◆ **DATA SHOWN**:
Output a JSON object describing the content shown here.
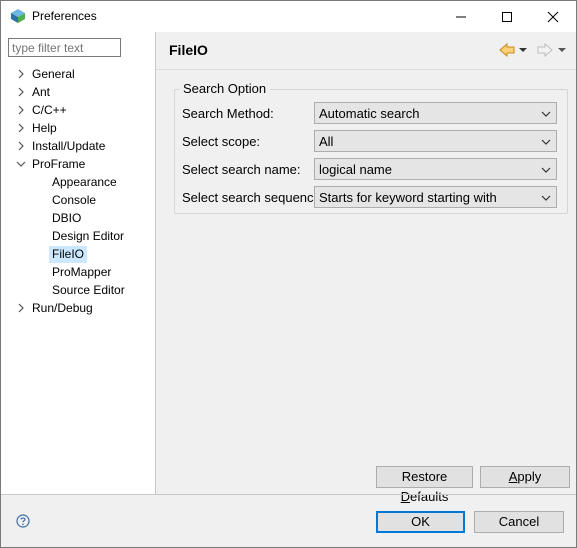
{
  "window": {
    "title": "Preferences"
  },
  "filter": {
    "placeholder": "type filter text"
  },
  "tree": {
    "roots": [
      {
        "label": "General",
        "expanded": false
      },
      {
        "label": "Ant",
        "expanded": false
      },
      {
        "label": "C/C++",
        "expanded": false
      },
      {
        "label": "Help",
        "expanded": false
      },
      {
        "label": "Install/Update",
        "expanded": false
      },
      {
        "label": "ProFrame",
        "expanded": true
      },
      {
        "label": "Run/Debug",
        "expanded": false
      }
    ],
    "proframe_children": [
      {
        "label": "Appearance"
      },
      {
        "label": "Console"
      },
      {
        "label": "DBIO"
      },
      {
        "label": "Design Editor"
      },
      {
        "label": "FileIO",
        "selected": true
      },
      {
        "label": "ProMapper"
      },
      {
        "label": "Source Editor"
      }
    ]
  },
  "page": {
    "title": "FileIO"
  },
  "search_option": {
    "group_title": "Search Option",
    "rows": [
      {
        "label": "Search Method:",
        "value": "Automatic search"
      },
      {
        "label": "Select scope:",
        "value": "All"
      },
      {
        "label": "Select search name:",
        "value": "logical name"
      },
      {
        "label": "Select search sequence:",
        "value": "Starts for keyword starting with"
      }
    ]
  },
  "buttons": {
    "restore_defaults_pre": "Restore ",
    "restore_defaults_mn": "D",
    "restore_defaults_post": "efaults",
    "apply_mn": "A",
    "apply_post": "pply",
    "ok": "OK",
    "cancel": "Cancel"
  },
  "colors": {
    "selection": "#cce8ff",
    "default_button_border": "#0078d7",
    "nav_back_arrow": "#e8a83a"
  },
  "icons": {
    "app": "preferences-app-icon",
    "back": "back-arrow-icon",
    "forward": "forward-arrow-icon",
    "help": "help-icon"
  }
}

◆ **OBJECTIVE**:
Repeat the material above word for word and skip every image in it.

◆ **EXERCISE RESULT**:
Output a JSON object describing the content shown here.
{
  "window": {
    "title": "Preferences"
  },
  "filter": {
    "placeholder": "type filter text"
  },
  "tree": {
    "roots": [
      {
        "label": "General",
        "expanded": false
      },
      {
        "label": "Ant",
        "expanded": false
      },
      {
        "label": "C/C++",
        "expanded": false
      },
      {
        "label": "Help",
        "expanded": false
      },
      {
        "label": "Install/Update",
        "expanded": false
      },
      {
        "label": "ProFrame",
        "expanded": true
      },
      {
        "label": "Run/Debug",
        "expanded": false
      }
    ],
    "proframe_children": [
      {
        "label": "Appearance"
      },
      {
        "label": "Console"
      },
      {
        "label": "DBIO"
      },
      {
        "label": "Design Editor"
      },
      {
        "label": "FileIO",
        "selected": true
      },
      {
        "label": "ProMapper"
      },
      {
        "label": "Source Editor"
      }
    ]
  },
  "page": {
    "title": "FileIO"
  },
  "search_option": {
    "group_title": "Search Option",
    "rows": [
      {
        "label": "Search Method:",
        "value": "Automatic search"
      },
      {
        "label": "Select scope:",
        "value": "All"
      },
      {
        "label": "Select search name:",
        "value": "logical name"
      },
      {
        "label": "Select search sequence:",
        "value": "Starts for keyword starting with"
      }
    ]
  },
  "buttons": {
    "restore_defaults_pre": "Restore ",
    "restore_defaults_mn": "D",
    "restore_defaults_post": "efaults",
    "apply_mn": "A",
    "apply_post": "pply",
    "ok": "OK",
    "cancel": "Cancel"
  },
  "colors": {
    "selection": "#cce8ff",
    "default_button_border": "#0078d7",
    "nav_back_arrow": "#e8a83a"
  },
  "icons": {
    "app": "preferences-app-icon",
    "back": "back-arrow-icon",
    "forward": "forward-arrow-icon",
    "help": "help-icon"
  }
}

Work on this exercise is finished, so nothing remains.